State how many lines in the listing below include the word "this", and add nothing besides the number.

(Dataset excerpt)
_ _ _ _ _
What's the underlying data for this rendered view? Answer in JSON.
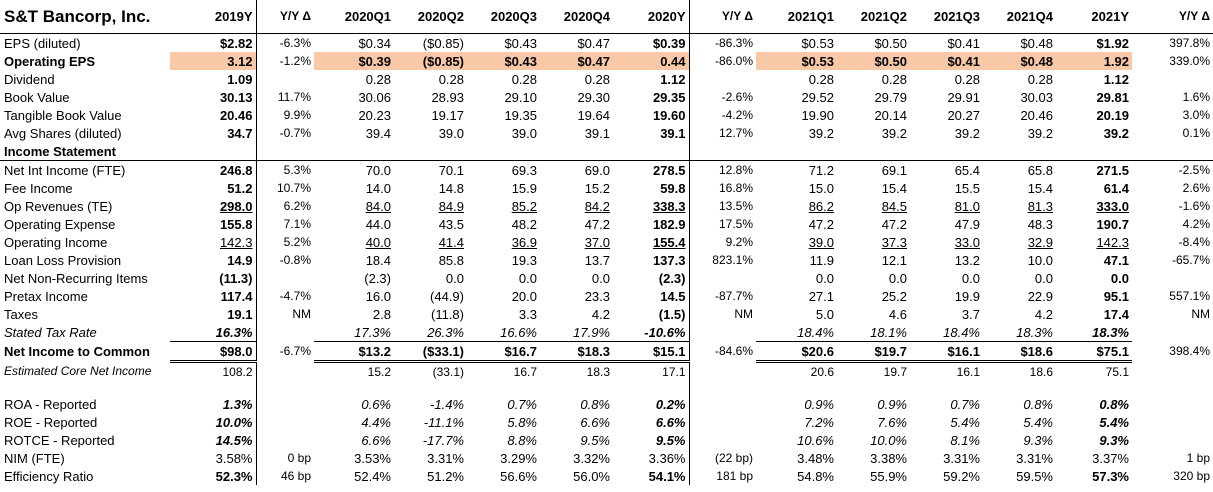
{
  "title": "S&T Bancorp, Inc.",
  "columns": [
    "2019Y",
    "Y/Y Δ",
    "2020Q1",
    "2020Q2",
    "2020Q3",
    "2020Q4",
    "2020Y",
    "Y/Y Δ",
    "2021Q1",
    "2021Q2",
    "2021Q3",
    "2021Q4",
    "2021Y",
    "Y/Y Δ"
  ],
  "highlight_color": "#f9c8a6",
  "rows": {
    "eps": {
      "label": "EPS (diluted)",
      "v": [
        "$2.82",
        "-6.3%",
        "$0.34",
        "($0.85)",
        "$0.43",
        "$0.47",
        "$0.39",
        "-86.3%",
        "$0.53",
        "$0.50",
        "$0.41",
        "$0.48",
        "$1.92",
        "397.8%"
      ]
    },
    "opeps": {
      "label": "Operating EPS",
      "v": [
        "3.12",
        "-1.2%",
        "$0.39",
        "($0.85)",
        "$0.43",
        "$0.47",
        "0.44",
        "-86.0%",
        "$0.53",
        "$0.50",
        "$0.41",
        "$0.48",
        "1.92",
        "339.0%"
      ]
    },
    "div": {
      "label": "Dividend",
      "v": [
        "1.09",
        "",
        "0.28",
        "0.28",
        "0.28",
        "0.28",
        "1.12",
        "",
        "0.28",
        "0.28",
        "0.28",
        "0.28",
        "1.12",
        ""
      ]
    },
    "bv": {
      "label": "Book Value",
      "v": [
        "30.13",
        "11.7%",
        "30.06",
        "28.93",
        "29.10",
        "29.30",
        "29.35",
        "-2.6%",
        "29.52",
        "29.79",
        "29.91",
        "30.03",
        "29.81",
        "1.6%"
      ]
    },
    "tbv": {
      "label": "Tangible Book Value",
      "v": [
        "20.46",
        "9.9%",
        "20.23",
        "19.17",
        "19.35",
        "19.64",
        "19.60",
        "-4.2%",
        "19.90",
        "20.14",
        "20.27",
        "20.46",
        "20.19",
        "3.0%"
      ]
    },
    "shares": {
      "label": "Avg Shares (diluted)",
      "v": [
        "34.7",
        "-0.7%",
        "39.4",
        "39.0",
        "39.0",
        "39.1",
        "39.1",
        "12.7%",
        "39.2",
        "39.2",
        "39.2",
        "39.2",
        "39.2",
        "0.1%"
      ]
    },
    "is": {
      "label": "Income Statement"
    },
    "nii": {
      "label": "Net Int Income (FTE)",
      "v": [
        "246.8",
        "5.3%",
        "70.0",
        "70.1",
        "69.3",
        "69.0",
        "278.5",
        "12.8%",
        "71.2",
        "69.1",
        "65.4",
        "65.8",
        "271.5",
        "-2.5%"
      ]
    },
    "fee": {
      "label": "Fee Income",
      "v": [
        "51.2",
        "10.7%",
        "14.0",
        "14.8",
        "15.9",
        "15.2",
        "59.8",
        "16.8%",
        "15.0",
        "15.4",
        "15.5",
        "15.4",
        "61.4",
        "2.6%"
      ]
    },
    "oprev": {
      "label": "Op Revenues (TE)",
      "v": [
        "298.0",
        "6.2%",
        "84.0",
        "84.9",
        "85.2",
        "84.2",
        "338.3",
        "13.5%",
        "86.2",
        "84.5",
        "81.0",
        "81.3",
        "333.0",
        "-1.6%"
      ]
    },
    "opex": {
      "label": "Operating Expense",
      "v": [
        "155.8",
        "7.1%",
        "44.0",
        "43.5",
        "48.2",
        "47.2",
        "182.9",
        "17.5%",
        "47.2",
        "47.2",
        "47.9",
        "48.3",
        "190.7",
        "4.2%"
      ]
    },
    "opinc": {
      "label": "Operating Income",
      "v": [
        "142.3",
        "5.2%",
        "40.0",
        "41.4",
        "36.9",
        "37.0",
        "155.4",
        "9.2%",
        "39.0",
        "37.3",
        "33.0",
        "32.9",
        "142.3",
        "-8.4%"
      ]
    },
    "llp": {
      "label": "Loan Loss Provision",
      "v": [
        "14.9",
        "-0.8%",
        "18.4",
        "85.8",
        "19.3",
        "13.7",
        "137.3",
        "823.1%",
        "11.9",
        "12.1",
        "13.2",
        "10.0",
        "47.1",
        "-65.7%"
      ]
    },
    "nnr": {
      "label": "Net Non-Recurring Items",
      "v": [
        "(11.3)",
        "",
        "(2.3)",
        "0.0",
        "0.0",
        "0.0",
        "(2.3)",
        "",
        "0.0",
        "0.0",
        "0.0",
        "0.0",
        "0.0",
        ""
      ]
    },
    "pretax": {
      "label": "Pretax Income",
      "v": [
        "117.4",
        "-4.7%",
        "16.0",
        "(44.9)",
        "20.0",
        "23.3",
        "14.5",
        "-87.7%",
        "27.1",
        "25.2",
        "19.9",
        "22.9",
        "95.1",
        "557.1%"
      ]
    },
    "taxes": {
      "label": "Taxes",
      "v": [
        "19.1",
        "NM",
        "2.8",
        "(11.8)",
        "3.3",
        "4.2",
        "(1.5)",
        "NM",
        "5.0",
        "4.6",
        "3.7",
        "4.2",
        "17.4",
        "NM"
      ]
    },
    "taxrate": {
      "label": "Stated Tax Rate",
      "v": [
        "16.3%",
        "",
        "17.3%",
        "26.3%",
        "16.6%",
        "17.9%",
        "-10.6%",
        "",
        "18.4%",
        "18.1%",
        "18.4%",
        "18.3%",
        "18.3%",
        ""
      ]
    },
    "ni": {
      "label": "Net Income to Common",
      "v": [
        "$98.0",
        "-6.7%",
        "$13.2",
        "($33.1)",
        "$16.7",
        "$18.3",
        "$15.1",
        "-84.6%",
        "$20.6",
        "$19.7",
        "$16.1",
        "$18.6",
        "$75.1",
        "398.4%"
      ]
    },
    "core": {
      "label": "Estimated Core Net Income",
      "v": [
        "108.2",
        "",
        "15.2",
        "(33.1)",
        "16.7",
        "18.3",
        "17.1",
        "",
        "20.6",
        "19.7",
        "16.1",
        "18.6",
        "75.1",
        ""
      ]
    },
    "roa": {
      "label": "ROA - Reported",
      "v": [
        "1.3%",
        "",
        "0.6%",
        "-1.4%",
        "0.7%",
        "0.8%",
        "0.2%",
        "",
        "0.9%",
        "0.9%",
        "0.7%",
        "0.8%",
        "0.8%",
        ""
      ]
    },
    "roe": {
      "label": "ROE - Reported",
      "v": [
        "10.0%",
        "",
        "4.4%",
        "-11.1%",
        "5.8%",
        "6.6%",
        "6.6%",
        "",
        "7.2%",
        "7.6%",
        "5.4%",
        "5.4%",
        "5.4%",
        ""
      ]
    },
    "rotce": {
      "label": "ROTCE - Reported",
      "v": [
        "14.5%",
        "",
        "6.6%",
        "-17.7%",
        "8.8%",
        "9.5%",
        "9.5%",
        "",
        "10.6%",
        "10.0%",
        "8.1%",
        "9.3%",
        "9.3%",
        ""
      ]
    },
    "nim": {
      "label": "NIM (FTE)",
      "v": [
        "3.58%",
        "0 bp",
        "3.53%",
        "3.31%",
        "3.29%",
        "3.32%",
        "3.36%",
        "(22 bp)",
        "3.48%",
        "3.38%",
        "3.31%",
        "3.31%",
        "3.37%",
        "1 bp"
      ]
    },
    "eff": {
      "label": "Efficiency Ratio",
      "v": [
        "52.3%",
        "46 bp",
        "52.4%",
        "51.2%",
        "56.6%",
        "56.0%",
        "54.1%",
        "181 bp",
        "54.8%",
        "55.9%",
        "59.2%",
        "59.5%",
        "57.3%",
        "320 bp"
      ]
    }
  }
}
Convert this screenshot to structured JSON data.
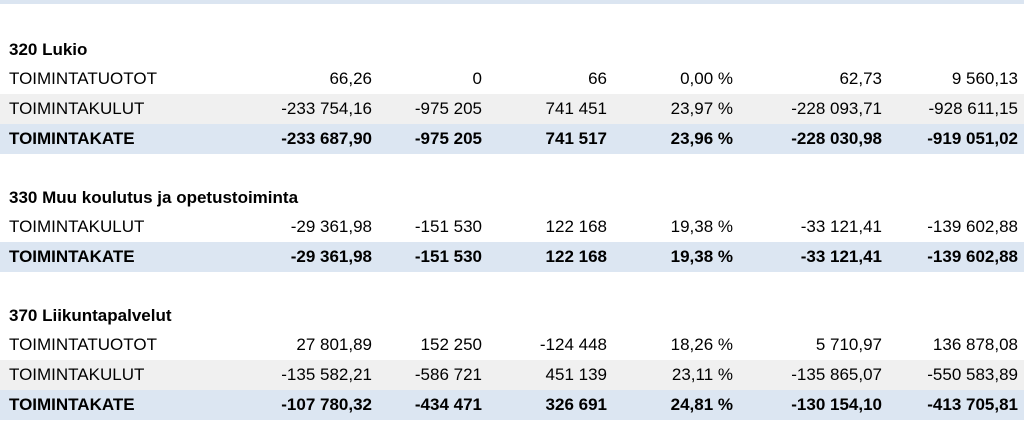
_ _ _ _ _
> _Written response_:
2